[Begin Exercise input]

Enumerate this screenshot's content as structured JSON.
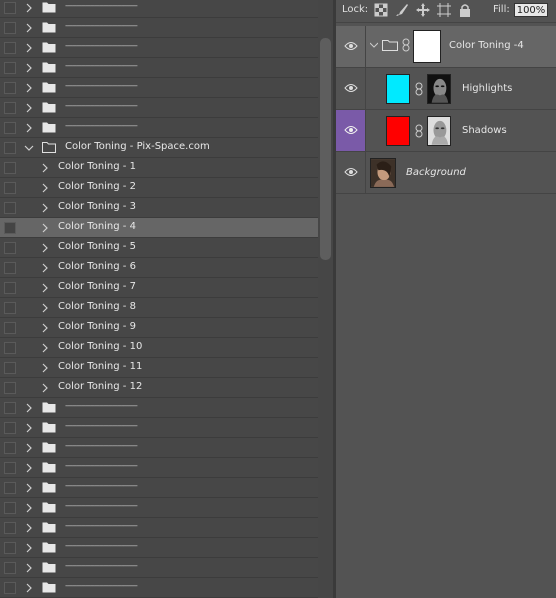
{
  "actions_panel": {
    "separator_text": "--------------------------------",
    "top_collapsed_count": 7,
    "group": {
      "label": "Color Toning - Pix-Space.com",
      "items": [
        "Color Toning - 1",
        "Color Toning - 2",
        "Color Toning - 3",
        "Color Toning - 4",
        "Color Toning - 5",
        "Color Toning - 6",
        "Color Toning - 7",
        "Color Toning - 8",
        "Color Toning - 9",
        "Color Toning - 10",
        "Color Toning - 11",
        "Color Toning - 12"
      ],
      "selected_index": 3
    },
    "bottom_collapsed_count": 10
  },
  "layers_panel": {
    "lock_label": "Lock:",
    "fill_label": "Fill:",
    "fill_value": "100%",
    "layers": [
      {
        "name": "Color Toning -4",
        "kind": "group",
        "italic": false
      },
      {
        "name": "Highlights",
        "kind": "adjustment",
        "swatch": "#00eaff",
        "italic": false
      },
      {
        "name": "Shadows",
        "kind": "adjustment",
        "swatch": "#ff0000",
        "italic": false
      },
      {
        "name": "Background",
        "kind": "image",
        "italic": true
      }
    ]
  },
  "colors": {
    "highlights_swatch": "#00eaff",
    "shadows_swatch": "#ff0000",
    "selected_eye_bg": "#7a5aa8",
    "selected_action_bg": "#666666"
  },
  "icons": [
    "checkbox-icon",
    "chevron-right-icon",
    "chevron-down-icon",
    "folder-icon",
    "eye-icon",
    "lock-transparent-icon",
    "lock-paint-icon",
    "lock-move-icon",
    "lock-artboard-icon",
    "lock-all-icon",
    "link-icon"
  ]
}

[End Exercise input]

» Work to complete: Transcribe the preceding listing in its entirety and with exact wording, leaving out pictures.

» Result of this task:
Enumerate this screenshot's content as structured JSON.
{
  "actions_panel": {
    "separator_text": "--------------------------------",
    "top_collapsed_count": 7,
    "group": {
      "label": "Color Toning - Pix-Space.com",
      "items": [
        "Color Toning - 1",
        "Color Toning - 2",
        "Color Toning - 3",
        "Color Toning - 4",
        "Color Toning - 5",
        "Color Toning - 6",
        "Color Toning - 7",
        "Color Toning - 8",
        "Color Toning - 9",
        "Color Toning - 10",
        "Color Toning - 11",
        "Color Toning - 12"
      ],
      "selected_index": 3
    },
    "bottom_collapsed_count": 10
  },
  "layers_panel": {
    "lock_label": "Lock:",
    "fill_label": "Fill:",
    "fill_value": "100%",
    "layers": [
      {
        "name": "Color Toning -4",
        "kind": "group",
        "italic": false
      },
      {
        "name": "Highlights",
        "kind": "adjustment",
        "swatch": "#00eaff",
        "italic": false
      },
      {
        "name": "Shadows",
        "kind": "adjustment",
        "swatch": "#ff0000",
        "italic": false
      },
      {
        "name": "Background",
        "kind": "image",
        "italic": true
      }
    ]
  },
  "colors": {
    "highlights_swatch": "#00eaff",
    "shadows_swatch": "#ff0000",
    "selected_eye_bg": "#7a5aa8",
    "selected_action_bg": "#666666"
  },
  "icons": [
    "checkbox-icon",
    "chevron-right-icon",
    "chevron-down-icon",
    "folder-icon",
    "eye-icon",
    "lock-transparent-icon",
    "lock-paint-icon",
    "lock-move-icon",
    "lock-artboard-icon",
    "lock-all-icon",
    "link-icon"
  ]
}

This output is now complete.